For every line in the data below that contains "clúster", copy the line.

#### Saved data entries
—————

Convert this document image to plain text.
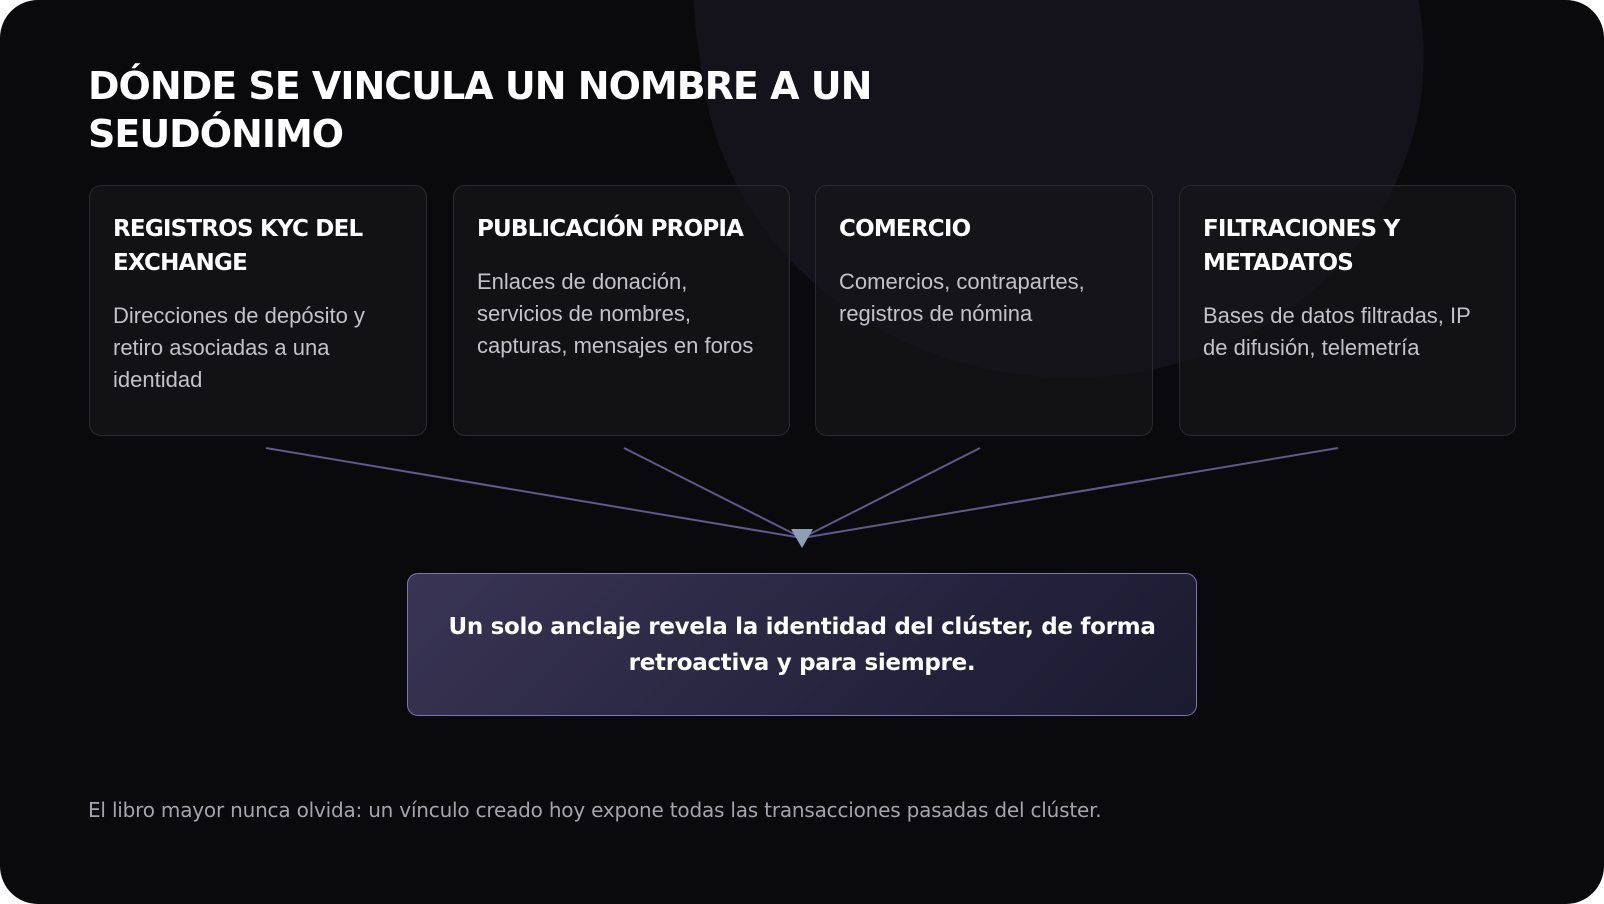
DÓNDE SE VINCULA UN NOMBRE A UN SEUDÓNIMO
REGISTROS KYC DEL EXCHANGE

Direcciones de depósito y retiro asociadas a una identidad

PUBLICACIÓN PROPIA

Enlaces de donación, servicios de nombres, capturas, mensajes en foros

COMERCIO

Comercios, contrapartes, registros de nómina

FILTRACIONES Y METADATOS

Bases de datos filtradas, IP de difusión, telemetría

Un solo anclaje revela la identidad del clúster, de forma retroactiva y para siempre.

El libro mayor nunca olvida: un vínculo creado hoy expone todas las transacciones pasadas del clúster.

—————

#### Task output
Un solo anclaje revela la identidad del clúster, de forma retroactiva y para siempre.
El libro mayor nunca olvida: un vínculo creado hoy expone todas las transacciones pasadas del clúster.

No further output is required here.